╭─ INFORMATION SHOWN

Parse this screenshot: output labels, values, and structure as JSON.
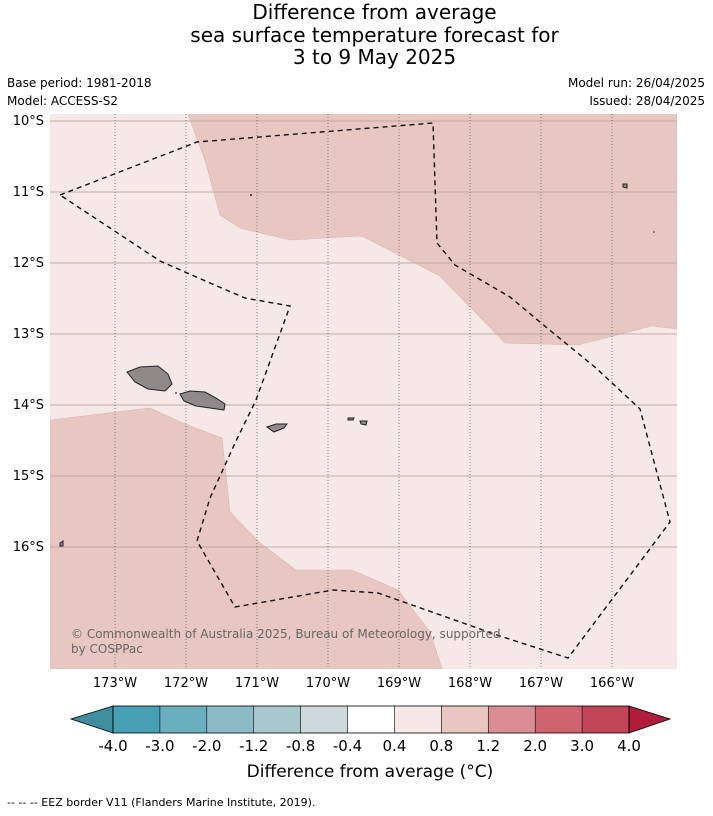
{
  "title": {
    "line1": "Difference from average",
    "line2": "sea surface temperature forecast for",
    "line3": "3 to 9 May 2025"
  },
  "meta": {
    "base_period": "Base period: 1981-2018",
    "model": "Model: ACCESS-S2",
    "model_run": "Model run: 26/04/2025",
    "issued": "Issued: 28/04/2025"
  },
  "map": {
    "lat_labels": [
      "10°S",
      "11°S",
      "12°S",
      "13°S",
      "14°S",
      "15°S",
      "16°S"
    ],
    "lon_labels": [
      "173°W",
      "172°W",
      "171°W",
      "170°W",
      "169°W",
      "168°W",
      "167°W",
      "166°W"
    ],
    "credit_line1": "© Commonwealth of Australia 2025, Bureau of Meteorology, supported",
    "credit_line2": "by COSPPac",
    "colors": {
      "anomaly_0_4_to_0_8": "#f5e8e6",
      "anomaly_0_8_to_1_2": "#e8c7c2",
      "land": "#8f8a89"
    }
  },
  "colorbar": {
    "tick_labels": [
      "-4.0",
      "-3.0",
      "-2.0",
      "-1.2",
      "-0.8",
      "-0.4",
      "0.4",
      "0.8",
      "1.2",
      "2.0",
      "3.0",
      "4.0"
    ],
    "colors": [
      "#3e8ea0",
      "#479fb3",
      "#6aafc0",
      "#8cbbc7",
      "#a9c9cf",
      "#cdd9da",
      "#ffffff",
      "#f5e8e6",
      "#e8c7c2",
      "#d88e94",
      "#cd6470",
      "#c14557",
      "#b01c3a"
    ],
    "title": "Difference from average (°C)"
  },
  "footer": {
    "legend": "--  --  -- EEZ border V11 (Flanders Marine Institute, 2019)."
  }
}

╰─

> [EXERCISE PROMPT]
Copy the whole listing above word for word but do not carry over the pictures.

> [COMPLETE ANSWER]
Parse this screenshot: output labels, values, and structure as JSON.
{
  "title": {
    "line1": "Difference from average",
    "line2": "sea surface temperature forecast for",
    "line3": "3 to 9 May 2025"
  },
  "meta": {
    "base_period": "Base period: 1981-2018",
    "model": "Model: ACCESS-S2",
    "model_run": "Model run: 26/04/2025",
    "issued": "Issued: 28/04/2025"
  },
  "map": {
    "lat_labels": [
      "10°S",
      "11°S",
      "12°S",
      "13°S",
      "14°S",
      "15°S",
      "16°S"
    ],
    "lon_labels": [
      "173°W",
      "172°W",
      "171°W",
      "170°W",
      "169°W",
      "168°W",
      "167°W",
      "166°W"
    ],
    "credit_line1": "© Commonwealth of Australia 2025, Bureau of Meteorology, supported",
    "credit_line2": "by COSPPac",
    "colors": {
      "anomaly_0_4_to_0_8": "#f5e8e6",
      "anomaly_0_8_to_1_2": "#e8c7c2",
      "land": "#8f8a89"
    }
  },
  "colorbar": {
    "tick_labels": [
      "-4.0",
      "-3.0",
      "-2.0",
      "-1.2",
      "-0.8",
      "-0.4",
      "0.4",
      "0.8",
      "1.2",
      "2.0",
      "3.0",
      "4.0"
    ],
    "colors": [
      "#3e8ea0",
      "#479fb3",
      "#6aafc0",
      "#8cbbc7",
      "#a9c9cf",
      "#cdd9da",
      "#ffffff",
      "#f5e8e6",
      "#e8c7c2",
      "#d88e94",
      "#cd6470",
      "#c14557",
      "#b01c3a"
    ],
    "title": "Difference from average (°C)"
  },
  "footer": {
    "legend": "--  --  -- EEZ border V11 (Flanders Marine Institute, 2019)."
  }
}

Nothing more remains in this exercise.